Stored entries:
++++++++++++++++++++
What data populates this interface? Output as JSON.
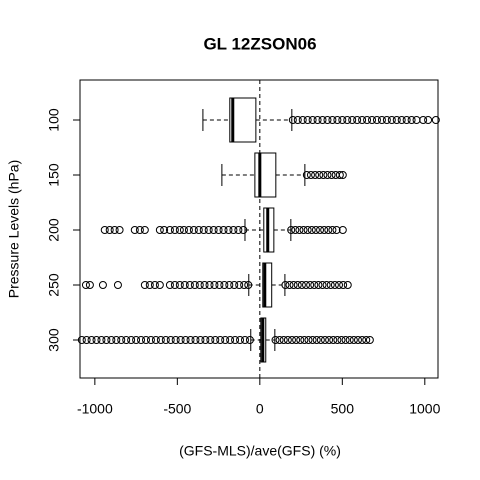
{
  "chart_data": {
    "type": "boxplot",
    "horizontal": true,
    "title": "GL 12ZSON06",
    "xlabel": "(GFS-MLS)/ave(GFS) (%)",
    "ylabel": "Pressure Levels (hPa)",
    "categories": [
      "100",
      "150",
      "200",
      "250",
      "300"
    ],
    "xlim": [
      -1090,
      1080
    ],
    "xticks": [
      -1000,
      -500,
      0,
      500,
      1000
    ],
    "reference_line": 0,
    "color": "#000000",
    "boxes": [
      {
        "whisker_low": -345,
        "q1": -182,
        "median": -164,
        "q3": -24,
        "whisker_high": 194,
        "outliers": [
          200,
          230,
          260,
          290,
          320,
          350,
          380,
          410,
          440,
          470,
          500,
          530,
          560,
          590,
          620,
          650,
          680,
          710,
          740,
          770,
          800,
          830,
          860,
          890,
          920,
          950,
          990,
          1020,
          1067
        ]
      },
      {
        "whisker_low": -230,
        "q1": -30,
        "median": 0,
        "q3": 97,
        "whisker_high": 273,
        "outliers": [
          285,
          310,
          335,
          360,
          385,
          410,
          435,
          460,
          485,
          503
        ]
      },
      {
        "whisker_low": -90,
        "q1": 24,
        "median": 48,
        "q3": 85,
        "whisker_high": 188,
        "outliers": [
          -940,
          -910,
          -880,
          -850,
          -758,
          -727,
          -697,
          -606,
          -580,
          -545,
          -515,
          -485,
          -460,
          -430,
          -400,
          -370,
          -340,
          -310,
          -280,
          -250,
          -220,
          -190,
          -160,
          -130,
          -100,
          190,
          215,
          240,
          265,
          290,
          315,
          340,
          365,
          390,
          415,
          440,
          465,
          503
        ]
      },
      {
        "whisker_low": -67,
        "q1": 18,
        "median": 30,
        "q3": 72,
        "whisker_high": 152,
        "outliers": [
          -1054,
          -1030,
          -951,
          -860,
          -697,
          -667,
          -636,
          -606,
          -545,
          -515,
          -485,
          -455,
          -424,
          -394,
          -364,
          -335,
          -305,
          -275,
          -245,
          -215,
          -185,
          -155,
          -125,
          -95,
          -70,
          155,
          180,
          205,
          230,
          255,
          280,
          305,
          330,
          355,
          380,
          405,
          430,
          455,
          480,
          505,
          533
        ]
      },
      {
        "whisker_low": -55,
        "q1": 6,
        "median": 18,
        "q3": 36,
        "whisker_high": 91,
        "outliers": [
          -1079,
          -1050,
          -1020,
          -990,
          -960,
          -930,
          -900,
          -870,
          -840,
          -810,
          -780,
          -750,
          -720,
          -690,
          -660,
          -630,
          -600,
          -570,
          -540,
          -510,
          -480,
          -450,
          -420,
          -390,
          -360,
          -330,
          -300,
          -270,
          -240,
          -210,
          -180,
          -150,
          -120,
          -90,
          -60,
          95,
          120,
          145,
          170,
          195,
          220,
          245,
          270,
          295,
          320,
          345,
          370,
          395,
          420,
          445,
          470,
          495,
          520,
          545,
          570,
          595,
          620,
          645,
          667
        ]
      }
    ]
  }
}
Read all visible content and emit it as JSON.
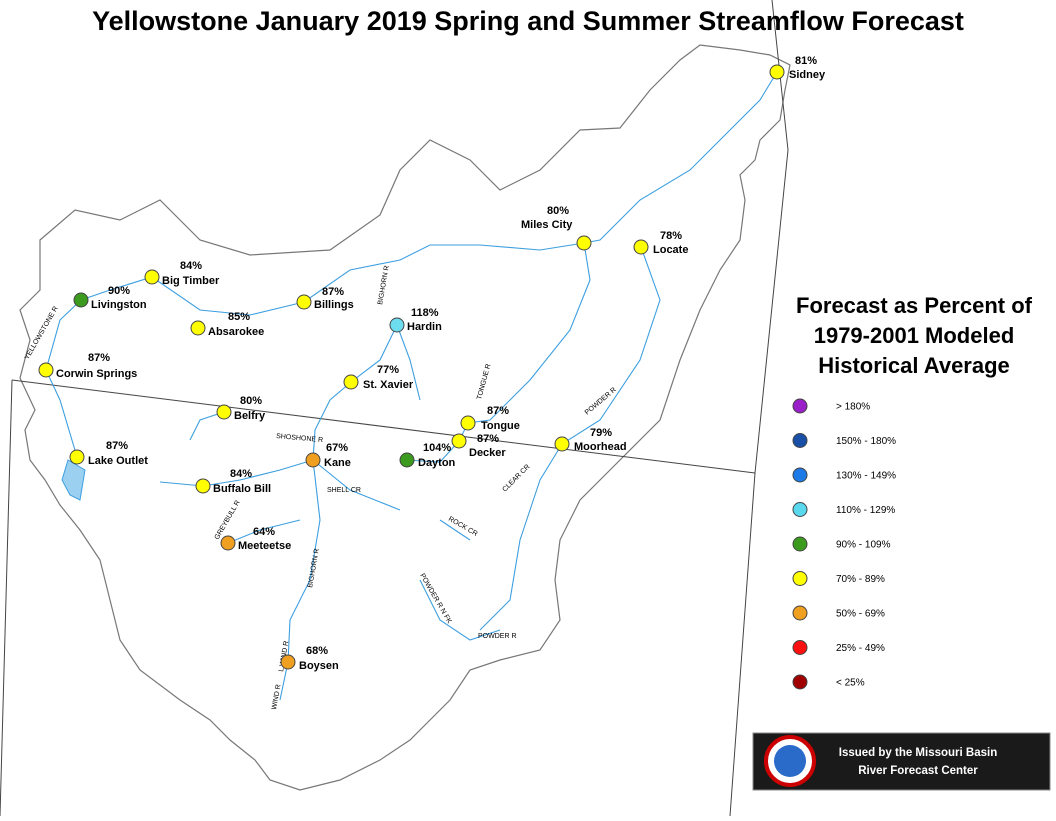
{
  "header": {
    "title": "Yellowstone January 2019 Spring and Summer Streamflow Forecast"
  },
  "stations": [
    {
      "name": "Sidney",
      "pct": "81%",
      "color": "#ffff00"
    },
    {
      "name": "Miles City",
      "pct": "80%",
      "color": "#ffff00"
    },
    {
      "name": "Locate",
      "pct": "78%",
      "color": "#ffff00"
    },
    {
      "name": "Big Timber",
      "pct": "84%",
      "color": "#ffff00"
    },
    {
      "name": "Livingston",
      "pct": "90%",
      "color": "#3c9a1f"
    },
    {
      "name": "Absarokee",
      "pct": "85%",
      "color": "#ffff00"
    },
    {
      "name": "Billings",
      "pct": "87%",
      "color": "#ffff00"
    },
    {
      "name": "Hardin",
      "pct": "118%",
      "color": "#6ddcee"
    },
    {
      "name": "Corwin Springs",
      "pct": "87%",
      "color": "#ffff00"
    },
    {
      "name": "St. Xavier",
      "pct": "77%",
      "color": "#ffff00"
    },
    {
      "name": "Belfry",
      "pct": "80%",
      "color": "#ffff00"
    },
    {
      "name": "Tongue",
      "pct": "87%",
      "color": "#ffff00"
    },
    {
      "name": "Decker",
      "pct": "87%",
      "color": "#ffff00"
    },
    {
      "name": "Dayton",
      "pct": "104%",
      "color": "#3c9a1f"
    },
    {
      "name": "Moorhead",
      "pct": "79%",
      "color": "#ffff00"
    },
    {
      "name": "Kane",
      "pct": "67%",
      "color": "#f0a020"
    },
    {
      "name": "Lake Outlet",
      "pct": "87%",
      "color": "#ffff00"
    },
    {
      "name": "Buffalo Bill",
      "pct": "84%",
      "color": "#ffff00"
    },
    {
      "name": "Meeteetse",
      "pct": "64%",
      "color": "#f0a020"
    },
    {
      "name": "Boysen",
      "pct": "68%",
      "color": "#f0a020"
    }
  ],
  "rivers": [
    "YELLOWSTONE R",
    "BIGHORN R",
    "TONGUE R",
    "POWDER R",
    "SHOSHONE R",
    "SHELL CR",
    "CLEAR CR",
    "ROCK CR",
    "GREYBULL R",
    "BIGHORN R",
    "POWDER R N FK",
    "POWDER R",
    "WIND R",
    "L WIND R"
  ],
  "legend": {
    "title": [
      "Forecast as Percent of",
      "1979-2001 Modeled",
      "Historical Average"
    ],
    "items": [
      {
        "label": "> 180%",
        "color": "#9b1fc9"
      },
      {
        "label": "150% - 180%",
        "color": "#1a4fa8"
      },
      {
        "label": "130% - 149%",
        "color": "#1e7ae6"
      },
      {
        "label": "110% - 129%",
        "color": "#5ad8ee"
      },
      {
        "label": "90% - 109%",
        "color": "#3c9a1f"
      },
      {
        "label": "70% - 89%",
        "color": "#ffff00"
      },
      {
        "label": "50% - 69%",
        "color": "#f0a020"
      },
      {
        "label": "25% - 49%",
        "color": "#ff1010"
      },
      {
        "label": "< 25%",
        "color": "#a00000"
      }
    ]
  },
  "footer": {
    "lines": [
      "Issued by the Missouri Basin",
      "River Forecast Center"
    ]
  }
}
++++++++++++++++++++
Requirement: Across the entries, how many lines contain "title"? Reply with the number only.

Answer below: 3